Dataset excerpts ::
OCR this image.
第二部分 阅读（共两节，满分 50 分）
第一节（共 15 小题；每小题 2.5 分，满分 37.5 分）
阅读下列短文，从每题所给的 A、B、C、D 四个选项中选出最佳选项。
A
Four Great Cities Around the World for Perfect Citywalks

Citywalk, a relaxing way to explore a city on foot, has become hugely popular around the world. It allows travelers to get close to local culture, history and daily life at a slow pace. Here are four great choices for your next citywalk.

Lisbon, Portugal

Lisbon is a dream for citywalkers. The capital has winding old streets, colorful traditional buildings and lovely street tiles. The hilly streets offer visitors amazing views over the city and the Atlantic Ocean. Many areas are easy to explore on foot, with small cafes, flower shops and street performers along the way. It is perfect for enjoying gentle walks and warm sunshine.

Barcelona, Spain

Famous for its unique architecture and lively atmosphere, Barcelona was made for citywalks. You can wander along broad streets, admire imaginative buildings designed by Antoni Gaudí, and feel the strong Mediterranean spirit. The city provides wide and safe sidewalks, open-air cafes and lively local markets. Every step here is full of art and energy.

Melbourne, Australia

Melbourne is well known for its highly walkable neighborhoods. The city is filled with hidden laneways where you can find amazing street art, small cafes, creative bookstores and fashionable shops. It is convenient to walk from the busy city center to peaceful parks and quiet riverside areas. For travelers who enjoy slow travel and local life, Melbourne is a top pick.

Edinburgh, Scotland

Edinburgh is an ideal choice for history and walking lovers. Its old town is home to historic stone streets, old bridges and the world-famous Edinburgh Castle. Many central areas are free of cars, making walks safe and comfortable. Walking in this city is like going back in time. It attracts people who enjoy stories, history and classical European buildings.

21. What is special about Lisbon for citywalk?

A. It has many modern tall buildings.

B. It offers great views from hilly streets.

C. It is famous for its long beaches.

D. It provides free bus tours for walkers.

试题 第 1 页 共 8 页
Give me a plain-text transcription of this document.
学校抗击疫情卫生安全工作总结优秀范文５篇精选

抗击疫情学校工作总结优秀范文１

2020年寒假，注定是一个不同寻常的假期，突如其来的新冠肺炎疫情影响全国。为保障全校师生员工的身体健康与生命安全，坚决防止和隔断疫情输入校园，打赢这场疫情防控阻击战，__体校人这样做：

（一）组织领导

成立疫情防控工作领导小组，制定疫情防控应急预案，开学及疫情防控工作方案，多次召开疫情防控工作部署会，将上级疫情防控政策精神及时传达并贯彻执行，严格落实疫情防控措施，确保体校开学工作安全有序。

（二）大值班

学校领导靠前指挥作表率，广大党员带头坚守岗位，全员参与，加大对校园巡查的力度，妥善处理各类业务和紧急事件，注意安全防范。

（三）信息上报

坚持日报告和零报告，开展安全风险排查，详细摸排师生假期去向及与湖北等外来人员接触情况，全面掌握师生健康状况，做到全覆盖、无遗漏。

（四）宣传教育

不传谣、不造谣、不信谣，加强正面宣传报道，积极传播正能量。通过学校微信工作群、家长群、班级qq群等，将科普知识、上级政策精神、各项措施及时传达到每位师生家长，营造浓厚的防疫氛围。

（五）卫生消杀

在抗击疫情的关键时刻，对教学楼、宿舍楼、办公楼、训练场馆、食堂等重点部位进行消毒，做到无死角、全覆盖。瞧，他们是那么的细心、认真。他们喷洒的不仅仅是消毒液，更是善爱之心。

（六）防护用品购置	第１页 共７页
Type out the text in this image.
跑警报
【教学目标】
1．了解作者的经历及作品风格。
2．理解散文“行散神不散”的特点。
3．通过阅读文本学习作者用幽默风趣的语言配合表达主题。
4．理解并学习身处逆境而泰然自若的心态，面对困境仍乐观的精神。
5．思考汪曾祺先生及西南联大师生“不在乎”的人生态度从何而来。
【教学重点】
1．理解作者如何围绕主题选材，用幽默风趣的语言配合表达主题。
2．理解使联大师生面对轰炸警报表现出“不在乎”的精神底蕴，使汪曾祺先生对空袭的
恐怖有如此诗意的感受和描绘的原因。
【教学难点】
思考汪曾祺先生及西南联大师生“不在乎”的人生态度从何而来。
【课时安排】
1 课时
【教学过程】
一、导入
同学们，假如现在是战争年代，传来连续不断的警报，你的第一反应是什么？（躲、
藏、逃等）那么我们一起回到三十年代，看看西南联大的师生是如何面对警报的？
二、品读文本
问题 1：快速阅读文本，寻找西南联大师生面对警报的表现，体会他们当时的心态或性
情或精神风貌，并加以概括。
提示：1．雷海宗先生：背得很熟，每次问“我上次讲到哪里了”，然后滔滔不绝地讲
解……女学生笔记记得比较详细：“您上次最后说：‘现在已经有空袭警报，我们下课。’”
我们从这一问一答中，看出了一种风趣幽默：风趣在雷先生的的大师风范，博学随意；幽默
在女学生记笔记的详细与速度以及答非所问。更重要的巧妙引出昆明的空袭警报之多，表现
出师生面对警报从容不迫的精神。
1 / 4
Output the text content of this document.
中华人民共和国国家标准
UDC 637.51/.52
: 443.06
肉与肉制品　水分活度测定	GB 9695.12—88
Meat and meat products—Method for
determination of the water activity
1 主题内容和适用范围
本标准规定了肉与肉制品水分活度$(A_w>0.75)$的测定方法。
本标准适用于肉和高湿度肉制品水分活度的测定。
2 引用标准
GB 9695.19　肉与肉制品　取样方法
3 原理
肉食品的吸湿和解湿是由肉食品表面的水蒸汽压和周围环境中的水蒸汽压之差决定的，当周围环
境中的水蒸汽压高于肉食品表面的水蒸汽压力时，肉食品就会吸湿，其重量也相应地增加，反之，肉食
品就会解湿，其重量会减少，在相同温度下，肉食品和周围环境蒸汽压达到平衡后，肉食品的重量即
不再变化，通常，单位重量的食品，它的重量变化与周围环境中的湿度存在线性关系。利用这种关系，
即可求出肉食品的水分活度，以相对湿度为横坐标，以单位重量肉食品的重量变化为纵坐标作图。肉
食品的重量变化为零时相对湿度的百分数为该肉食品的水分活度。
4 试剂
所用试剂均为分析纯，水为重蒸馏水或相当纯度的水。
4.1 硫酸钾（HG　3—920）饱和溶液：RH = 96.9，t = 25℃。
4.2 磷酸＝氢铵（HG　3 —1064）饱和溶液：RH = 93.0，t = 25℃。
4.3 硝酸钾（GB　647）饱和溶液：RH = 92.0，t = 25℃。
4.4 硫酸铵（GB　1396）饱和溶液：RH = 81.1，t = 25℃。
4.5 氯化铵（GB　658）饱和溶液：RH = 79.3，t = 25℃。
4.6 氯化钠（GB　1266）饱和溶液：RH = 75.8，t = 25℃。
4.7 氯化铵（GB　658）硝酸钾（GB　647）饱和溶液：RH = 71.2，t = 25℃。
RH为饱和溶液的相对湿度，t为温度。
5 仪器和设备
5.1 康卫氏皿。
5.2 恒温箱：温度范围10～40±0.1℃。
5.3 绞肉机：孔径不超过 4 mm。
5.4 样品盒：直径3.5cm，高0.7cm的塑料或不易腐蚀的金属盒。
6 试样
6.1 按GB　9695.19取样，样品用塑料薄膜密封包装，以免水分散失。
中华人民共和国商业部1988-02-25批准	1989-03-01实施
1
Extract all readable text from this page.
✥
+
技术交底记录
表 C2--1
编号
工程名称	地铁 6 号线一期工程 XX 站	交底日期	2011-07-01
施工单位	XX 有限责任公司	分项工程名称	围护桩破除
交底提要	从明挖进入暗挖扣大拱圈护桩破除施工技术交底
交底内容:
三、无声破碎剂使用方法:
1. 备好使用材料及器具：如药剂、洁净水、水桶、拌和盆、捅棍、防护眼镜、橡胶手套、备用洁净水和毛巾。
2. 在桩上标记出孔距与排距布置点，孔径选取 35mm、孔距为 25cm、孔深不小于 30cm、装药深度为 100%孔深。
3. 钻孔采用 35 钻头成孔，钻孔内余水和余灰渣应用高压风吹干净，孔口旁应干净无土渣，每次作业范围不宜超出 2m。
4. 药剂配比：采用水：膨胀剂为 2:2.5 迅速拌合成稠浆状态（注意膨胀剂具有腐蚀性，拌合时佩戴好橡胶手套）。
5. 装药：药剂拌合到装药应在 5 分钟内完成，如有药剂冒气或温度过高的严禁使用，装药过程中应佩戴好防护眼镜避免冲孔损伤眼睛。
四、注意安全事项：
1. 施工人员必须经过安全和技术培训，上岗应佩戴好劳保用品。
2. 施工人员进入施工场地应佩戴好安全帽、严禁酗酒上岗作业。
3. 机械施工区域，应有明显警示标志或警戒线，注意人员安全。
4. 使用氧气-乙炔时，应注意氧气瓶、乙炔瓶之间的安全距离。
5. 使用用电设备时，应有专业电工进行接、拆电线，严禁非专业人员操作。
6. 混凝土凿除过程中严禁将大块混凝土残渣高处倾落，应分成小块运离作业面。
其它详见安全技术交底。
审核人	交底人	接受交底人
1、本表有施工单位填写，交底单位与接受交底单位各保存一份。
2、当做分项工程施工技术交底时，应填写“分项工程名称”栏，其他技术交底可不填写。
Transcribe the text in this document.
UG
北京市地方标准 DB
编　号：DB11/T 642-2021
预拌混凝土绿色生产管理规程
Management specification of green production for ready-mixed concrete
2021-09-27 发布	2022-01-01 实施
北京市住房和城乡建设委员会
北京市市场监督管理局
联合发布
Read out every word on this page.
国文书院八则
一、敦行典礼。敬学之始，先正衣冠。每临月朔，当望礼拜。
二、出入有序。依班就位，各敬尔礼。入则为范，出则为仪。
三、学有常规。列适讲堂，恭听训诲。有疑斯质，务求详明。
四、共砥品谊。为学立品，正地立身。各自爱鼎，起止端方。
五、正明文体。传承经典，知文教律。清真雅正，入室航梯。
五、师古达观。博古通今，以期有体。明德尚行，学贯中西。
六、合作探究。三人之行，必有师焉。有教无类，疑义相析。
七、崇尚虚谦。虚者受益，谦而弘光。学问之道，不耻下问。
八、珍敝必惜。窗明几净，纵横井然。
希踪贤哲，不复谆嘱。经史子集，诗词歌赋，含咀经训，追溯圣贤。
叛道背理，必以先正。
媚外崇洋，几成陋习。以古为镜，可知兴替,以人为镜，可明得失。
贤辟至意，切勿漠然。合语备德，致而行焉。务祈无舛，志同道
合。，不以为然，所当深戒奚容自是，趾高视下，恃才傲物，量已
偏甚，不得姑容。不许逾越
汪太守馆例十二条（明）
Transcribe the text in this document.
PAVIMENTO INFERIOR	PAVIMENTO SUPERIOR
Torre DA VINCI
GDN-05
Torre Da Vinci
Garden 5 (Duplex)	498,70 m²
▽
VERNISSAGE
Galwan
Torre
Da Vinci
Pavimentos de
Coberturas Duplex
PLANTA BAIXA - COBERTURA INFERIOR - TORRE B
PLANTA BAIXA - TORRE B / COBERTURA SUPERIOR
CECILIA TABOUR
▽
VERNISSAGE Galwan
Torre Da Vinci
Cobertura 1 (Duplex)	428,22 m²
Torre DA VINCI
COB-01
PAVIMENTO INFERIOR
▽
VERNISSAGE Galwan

Problem statement ::
Your answer should be a single number: the count of lines in the listing that contain the word "Edinburgh".

Written answer ::
2